[Raw lines]
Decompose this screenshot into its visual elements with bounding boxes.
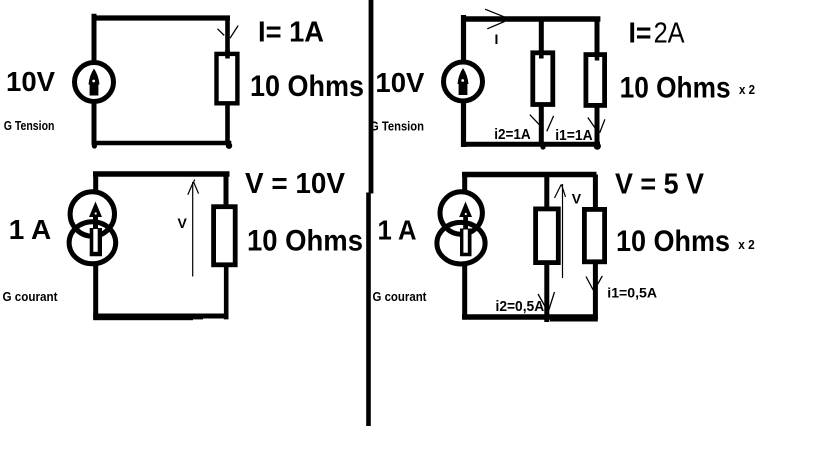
wire bottom left segment (BL loop) [93,314,228,319]
svg-text:V = 5 V: V = 5 V [615,169,705,201]
wire left lower (BL, source to bottom) [93,262,98,318]
wire bottom (TL loop) [92,141,232,146]
wire right branch lower (TR, R1 to bottom) [595,104,600,146]
svg-text:i2=0,5A: i2=0,5A [496,299,545,315]
wire bottom step bump (BL) [193,314,203,319]
current source I1 arrow [89,202,102,257]
resistor R1 (BR right) body [584,209,604,261]
svg-text:G courant: G courant [373,289,428,304]
svg-text:i1=1A: i1=1A [555,128,593,144]
wire right lower (TL, resistor to bottom) [225,104,230,145]
junction dot bottom-right (TL) [226,143,232,149]
current source I2 (1 A) upper circle [440,192,482,234]
wire top (BL loop) [93,171,230,177]
svg-text:I= 1A: I= 1A [258,17,324,49]
wire left upper (TR, corner to source) [461,15,466,62]
svg-text:10 Ohms: 10 Ohms [616,225,730,258]
wire right upper (BL, corner to resistor) [224,174,229,209]
current arrow i2 (TR, at R2 bottom) [530,115,554,132]
svg-text:10V: 10V [6,66,55,97]
svg-text:x 2: x 2 [738,238,755,252]
svg-text:I: I [495,31,499,47]
svg-text:10 Ohms: 10 Ohms [247,225,363,258]
voltage source V2 (10V) circle [444,62,483,101]
wire left upper (TL, top corner to source) [92,14,97,63]
svg-text:1 A: 1 A [378,215,417,246]
resistor R1 (TR) top lead notch [595,52,600,61]
voltage arrow head (BL) [188,180,199,195]
voltage arrow V (BR, thin vertical) [562,184,564,278]
wire top (TR loop) [461,16,600,21]
wire middle branch lower (TR, R2 to bottom) [539,104,544,146]
svg-text:G Tension: G Tension [4,118,55,133]
resistor R1 (TR right) body [586,55,605,106]
current source I1 (1 A) upper circle [70,192,114,236]
wire left lower (TR, source to bottom) [461,101,466,147]
wire right branch lower (BR, R1 to bottom) [593,263,598,319]
divider line lower segment [366,193,371,427]
current arrow i1 (TR, at R1 bottom) [588,118,605,133]
current source I2 (1 A) lower circle [437,222,485,264]
wire bottom lower jog (BR) [550,317,598,322]
resistor R (TL 10 Ohms) body [217,54,238,103]
resistor R2 (BR middle) body [536,209,559,263]
current arrow i2 (BR, at R2 bottom) [538,292,555,310]
voltage source V2 arrow white speck [461,79,464,82]
resistor R (TL) top lead notch [225,50,230,59]
wire bottom right segment (BL loop, slight step) [93,318,193,320]
voltage source V1 (10V) circle [75,63,114,102]
wire bottom (TR loop) [461,142,600,147]
svg-text:2A: 2A [654,17,686,49]
svg-text:V: V [572,191,582,207]
svg-text:x 2: x 2 [739,83,755,97]
junction dot bottom-left (TL) [92,143,97,148]
svg-text:i1=0,5A: i1=0,5A [607,285,657,301]
voltage source V2 arrow [458,68,469,95]
wire right lower (BL, resistor to bottom) [224,264,229,319]
junction dot bottom middle (TR) [540,144,545,149]
wire middle branch upper (BR, to resistor R2) [544,175,549,211]
svg-text:i2=1A: i2=1A [494,127,531,143]
svg-text:V = 10V: V = 10V [245,168,346,200]
voltage source V1 arrow white speck [92,80,95,83]
current source I2 arrow [459,202,472,257]
current source I1 (1 A) lower circle [69,222,116,264]
wire bottom (BR loop) [462,314,598,320]
voltage arrow V (BL, thin vertical) [192,182,194,277]
wire right branch upper (BR, to resistor R1) [593,175,598,212]
divider line between left and right halves [369,0,374,194]
svg-text:10V: 10V [375,67,424,98]
current arrow I on top wire (TR) [485,9,506,29]
resistor R2 (TR middle) body [533,53,553,105]
wire middle branch upper (TR, to resistor R2) [539,19,544,58]
junction dot bottom right (TR) [594,143,601,150]
wire right upper (TL, corner to resistor) [225,18,230,58]
wire left upper (BL, corner to source) [93,172,98,193]
resistor R2 (TR) top lead notch [539,50,544,59]
current direction arrow into resistor (TL) [218,26,239,39]
svg-text:10 Ohms: 10 Ohms [250,70,364,103]
wire left lower (TL, source to bottom) [92,101,97,145]
svg-text:G courant: G courant [3,289,59,304]
wire top (TL loop) [92,15,230,20]
svg-text:I=: I= [629,17,652,49]
voltage source V1 arrow [89,69,100,96]
voltage arrow head (BR) [555,185,566,199]
wire right branch upper (TR, to resistor R1) [595,19,600,60]
resistor R (BL 10 Ohms) body [214,207,236,265]
wire middle branch lower (BR, R2 through bottom wire) [544,262,549,322]
wire left upper (BR, corner to source) [462,172,467,191]
current source I1 arrow white slot [93,229,97,252]
current arrow i1 (BR, at R1 bottom) [586,276,602,291]
svg-text:G Tension: G Tension [370,119,424,134]
wire left lower (BR, source to bottom) [462,264,467,319]
svg-text:1 A: 1 A [9,214,52,245]
wire top (BR loop) [462,172,597,178]
svg-text:V: V [178,215,188,231]
svg-text:10 Ohms: 10 Ohms [620,72,731,105]
current source I2 arrow white slot [463,230,467,253]
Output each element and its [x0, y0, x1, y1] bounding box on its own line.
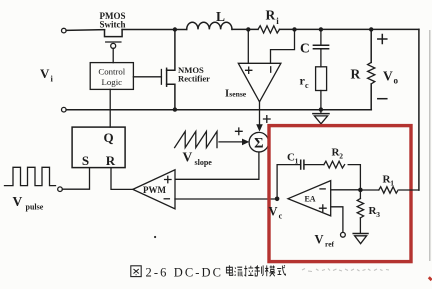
watermark speck — [154, 236, 156, 238]
svg-text:c: c — [305, 81, 309, 90]
caption char liu — [235, 267, 243, 276]
svg-text:EA: EA — [304, 195, 315, 204]
op-amp EA triangle — [288, 181, 331, 216]
wire PWM output to R input — [111, 168, 133, 190]
svg-text:2: 2 — [339, 152, 343, 161]
svg-text:R: R — [266, 8, 276, 23]
wire EA - input — [331, 189, 361, 191]
highlight red box — [269, 126, 411, 262]
wire Isense - input — [271, 31, 295, 63]
pin - of PWM — [164, 198, 169, 200]
svg-text:R: R — [351, 67, 361, 82]
label - of Vo — [378, 98, 387, 100]
caption figure number — [131, 265, 286, 279]
control logic box U1 — [90, 63, 133, 90]
wire Isense output — [259, 102, 261, 127]
pin + of EA — [320, 205, 327, 212]
arrow into summer left — [242, 139, 249, 146]
svg-text:o: o — [394, 76, 399, 86]
svg-text:Σ: Σ — [254, 136, 263, 152]
node: switching node dot — [173, 27, 177, 31]
capacitor C1 — [301, 160, 304, 169]
wire top rail left segment — [66, 29, 104, 32]
label NMOS Rectifier — [178, 65, 210, 84]
caption char kong — [244, 266, 253, 276]
node: R load top dot — [369, 27, 373, 31]
pin + of Isense — [246, 67, 252, 73]
wire slope arrow to summer — [219, 141, 243, 143]
node: Ri right dot — [292, 27, 296, 31]
caption char tu — [131, 266, 141, 277]
label R3 — [369, 205, 381, 219]
watermark red dash — [429, 277, 432, 280]
pin - of Isense — [270, 67, 272, 72]
label + of Vo — [378, 35, 387, 44]
label Ri — [266, 8, 280, 26]
label Vpulse — [13, 194, 44, 211]
input terminal bottom (Vi-) — [62, 107, 67, 112]
node: C branch dot — [319, 27, 323, 31]
svg-text:pulse: pulse — [26, 202, 44, 211]
label Vref — [315, 233, 335, 249]
wire Vo feedback (right vertical) — [418, 29, 420, 190]
svg-text:2-6 DC-DC: 2-6 DC-DC — [146, 266, 224, 280]
svg-text:sense: sense — [229, 90, 247, 99]
caption char shi — [277, 265, 285, 275]
wire EA + input to Vref — [331, 207, 343, 233]
svg-text:Switch: Switch — [99, 20, 125, 30]
capacitor C — [313, 31, 328, 67]
wire PWM - input to Vc — [175, 198, 277, 200]
svg-text:Q: Q — [103, 130, 113, 145]
label Vi — [40, 66, 54, 84]
svg-text:V: V — [383, 69, 393, 84]
pulse waveform Vpulse — [5, 167, 56, 185]
svg-text:ref: ref — [325, 240, 335, 249]
transistor PMOS switch symbol — [105, 30, 123, 63]
caption char mo — [265, 265, 275, 276]
wire Vc to C1 — [277, 165, 300, 199]
label PMOS Switch — [99, 11, 125, 30]
wire top rail middle segment — [122, 29, 187, 31]
wire control logic to NMOS gate — [133, 76, 161, 78]
watermark scribble — [302, 269, 389, 272]
svg-text:V: V — [269, 205, 278, 219]
ground of R3 — [353, 234, 368, 244]
inductor L — [187, 22, 232, 29]
svg-text:Logic: Logic — [102, 77, 123, 87]
label Vc — [269, 205, 283, 221]
node Vc dot — [275, 197, 280, 202]
label Isense — [225, 89, 247, 100]
label C1 — [287, 152, 299, 166]
label R1 — [383, 174, 395, 188]
svg-text:L: L — [216, 9, 225, 24]
resistor R1 — [360, 187, 419, 193]
svg-text:PWM: PWM — [143, 185, 166, 195]
wire S input — [62, 168, 89, 190]
summing junction — [249, 132, 269, 152]
pin + summer left — [236, 128, 243, 135]
caption char zhi — [255, 265, 264, 276]
slope waveform Vslope — [175, 131, 217, 147]
svg-text:V: V — [13, 194, 23, 209]
wire top rail to Ri — [232, 28, 258, 30]
label Vo — [383, 69, 399, 86]
input terminal Vpulse — [58, 187, 63, 192]
resistor Ri — [258, 26, 279, 33]
arrow into summer top — [256, 124, 263, 131]
svg-text:i: i — [276, 16, 279, 26]
wire C1 to R2 — [304, 164, 324, 166]
node: Ri left dot — [246, 27, 250, 31]
wire control logic to latch — [109, 89, 111, 127]
latch box (SR) — [72, 127, 125, 168]
svg-text:Rectifier: Rectifier — [178, 74, 210, 84]
wire Isense + input — [247, 31, 249, 63]
transistor NMOS rectifier — [161, 32, 175, 108]
pin + summer top — [264, 116, 271, 123]
page edge line — [429, 30, 431, 261]
svg-text:1: 1 — [295, 157, 299, 166]
svg-text:R: R — [106, 153, 116, 168]
label Control Logic — [98, 66, 125, 87]
label Vslope — [183, 150, 213, 167]
label rc — [300, 74, 310, 91]
svg-text:slope: slope — [195, 158, 213, 167]
svg-text:V: V — [183, 150, 193, 165]
svg-text:S: S — [82, 153, 89, 168]
op-amp Isense triangle — [238, 63, 281, 102]
svg-text:i: i — [51, 74, 54, 84]
wire rc to rail — [320, 91, 322, 108]
ground output rail — [313, 110, 329, 124]
svg-text:c: c — [279, 212, 283, 221]
wire summer to PWM + input — [176, 152, 259, 179]
label R2 — [332, 147, 344, 161]
comparator PWM triangle — [133, 170, 175, 209]
wire R2 down to inverting node — [348, 165, 360, 190]
wire bottom rail — [66, 109, 371, 111]
svg-text:V: V — [40, 66, 50, 81]
input terminal top (Vi+) — [62, 28, 67, 33]
svg-text:V: V — [315, 233, 324, 247]
svg-text:1: 1 — [390, 179, 394, 188]
pin + of PWM — [165, 176, 171, 182]
wire top rail right segment — [280, 28, 419, 30]
svg-text:3: 3 — [376, 210, 380, 219]
svg-text:Control: Control — [98, 66, 125, 76]
node: NMOS source dot — [173, 107, 177, 111]
terminal Vref — [341, 232, 346, 237]
caption char dian — [226, 265, 232, 275]
resistor R load — [368, 31, 375, 110]
resistor rc (ESR box) — [316, 67, 327, 91]
resistor R3 — [357, 192, 363, 233]
resistor R2 — [324, 161, 345, 168]
node inverting dot — [358, 188, 363, 193]
pin - of EA — [320, 188, 325, 190]
svg-text:C: C — [300, 41, 310, 56]
node: output gnd dot — [319, 107, 323, 111]
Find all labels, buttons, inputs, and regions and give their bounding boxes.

Task goal — Copy out, unchanged, the lines from the one containing "watermark speck — [154, 236, 156, 238]" through the one containing "arrow into summer left — [242, 139, 249, 146]", including both.

Answer to the task —
watermark speck — [154, 236, 156, 238]
svg-text:c: c — [305, 81, 309, 90]
caption char liu — [235, 267, 243, 276]
svg-text:EA: EA — [304, 195, 315, 204]
op-amp EA triangle — [288, 181, 331, 216]
wire PWM output to R input — [111, 168, 133, 190]
svg-text:2: 2 — [339, 152, 343, 161]
svg-text:R: R — [266, 8, 276, 23]
wire EA - input — [331, 189, 361, 191]
highlight red box — [269, 126, 411, 262]
wire Isense - input — [271, 31, 295, 63]
pin - of PWM — [164, 198, 169, 200]
svg-text:R: R — [351, 67, 361, 82]
label - of Vo — [378, 98, 387, 100]
caption figure number — [131, 265, 286, 279]
control logic box U1 — [90, 63, 133, 90]
wire Isense output — [259, 102, 261, 127]
pin + of EA — [320, 205, 327, 212]
arrow into summer left — [242, 139, 249, 146]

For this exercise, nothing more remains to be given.